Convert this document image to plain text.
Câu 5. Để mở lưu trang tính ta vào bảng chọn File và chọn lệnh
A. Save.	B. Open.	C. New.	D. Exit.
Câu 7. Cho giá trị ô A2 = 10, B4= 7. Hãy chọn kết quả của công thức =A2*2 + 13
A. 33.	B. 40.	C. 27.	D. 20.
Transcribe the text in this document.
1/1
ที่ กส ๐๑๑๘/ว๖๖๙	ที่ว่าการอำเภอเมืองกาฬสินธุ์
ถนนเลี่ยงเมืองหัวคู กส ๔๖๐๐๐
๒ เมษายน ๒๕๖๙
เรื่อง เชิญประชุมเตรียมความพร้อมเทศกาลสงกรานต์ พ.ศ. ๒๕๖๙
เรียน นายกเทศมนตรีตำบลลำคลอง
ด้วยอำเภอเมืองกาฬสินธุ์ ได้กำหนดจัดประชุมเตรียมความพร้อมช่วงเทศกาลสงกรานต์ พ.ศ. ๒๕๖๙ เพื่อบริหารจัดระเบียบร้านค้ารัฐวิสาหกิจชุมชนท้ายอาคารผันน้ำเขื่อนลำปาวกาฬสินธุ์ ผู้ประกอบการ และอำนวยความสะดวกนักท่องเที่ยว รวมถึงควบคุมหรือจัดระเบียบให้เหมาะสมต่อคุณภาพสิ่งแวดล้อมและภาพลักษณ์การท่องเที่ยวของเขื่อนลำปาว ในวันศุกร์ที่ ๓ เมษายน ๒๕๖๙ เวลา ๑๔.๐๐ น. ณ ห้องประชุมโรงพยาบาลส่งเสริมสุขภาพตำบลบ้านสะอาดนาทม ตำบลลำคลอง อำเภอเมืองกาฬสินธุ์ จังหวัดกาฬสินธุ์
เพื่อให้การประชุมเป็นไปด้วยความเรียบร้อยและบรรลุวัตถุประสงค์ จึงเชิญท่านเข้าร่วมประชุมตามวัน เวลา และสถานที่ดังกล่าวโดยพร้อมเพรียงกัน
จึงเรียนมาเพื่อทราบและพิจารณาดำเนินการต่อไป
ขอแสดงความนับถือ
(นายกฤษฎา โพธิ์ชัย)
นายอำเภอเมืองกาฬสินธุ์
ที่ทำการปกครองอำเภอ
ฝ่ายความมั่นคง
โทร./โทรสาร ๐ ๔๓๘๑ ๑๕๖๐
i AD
☆ ☆ ☆
## Exercise description
Write the listing out again, exactly as it reads.

## Answer
Convert this document image to plain text.
Câu 5. Để mở lưu trang tính ta vào bảng chọn File và chọn lệnh
A. Save.	B. Open.	C. New.	D. Exit.
Câu 7. Cho giá trị ô A2 = 10, B4= 7. Hãy chọn kết quả của công thức =A2*2 + 13
A. 33.	B. 40.	C. 27.	D. 20.
Transcribe the text in this document.
1/1
ที่ กส ๐๑๑๘/ว๖๖๙	ที่ว่าการอำเภอเมืองกาฬสินธุ์
ถนนเลี่ยงเมืองหัวคู กส ๔๖๐๐๐
๒ เมษายน ๒๕๖๙
เรื่อง เชิญประชุมเตรียมความพร้อมเทศกาลสงกรานต์ พ.ศ. ๒๕๖๙
เรียน นายกเทศมนตรีตำบลลำคลอง
ด้วยอำเภอเมืองกาฬสินธุ์ ได้กำหนดจัดประชุมเตรียมความพร้อมช่วงเทศกาลสงกรานต์ พ.ศ. ๒๕๖๙ เพื่อบริหารจัดระเบียบร้านค้ารัฐวิสาหกิจชุมชนท้ายอาคารผันน้ำเขื่อนลำปาวกาฬสินธุ์ ผู้ประกอบการ และอำนวยความสะดวกนักท่องเที่ยว รวมถึงควบคุมหรือจัดระเบียบให้เหมาะสมต่อคุณภาพสิ่งแวดล้อมและภาพลักษณ์การท่องเที่ยวของเขื่อนลำปาว ในวันศุกร์ที่ ๓ เมษายน ๒๕๖๙ เวลา ๑๔.๐๐ น. ณ ห้องประชุมโรงพยาบาลส่งเสริมสุขภาพตำบลบ้านสะอาดนาทม ตำบลลำคลอง อำเภอเมืองกาฬสินธุ์ จังหวัดกาฬสินธุ์
เพื่อให้การประชุมเป็นไปด้วยความเรียบร้อยและบรรลุวัตถุประสงค์ จึงเชิญท่านเข้าร่วมประชุมตามวัน เวลา และสถานที่ดังกล่าวโดยพร้อมเพรียงกัน
จึงเรียนมาเพื่อทราบและพิจารณาดำเนินการต่อไป
ขอแสดงความนับถือ
(นายกฤษฎา โพธิ์ชัย)
นายอำเภอเมืองกาฬสินธุ์
ที่ทำการปกครองอำเภอ
ฝ่ายความมั่นคง
โทร./โทรสาร ๐ ๔๓๘๑ ๑๕๖๐
i AD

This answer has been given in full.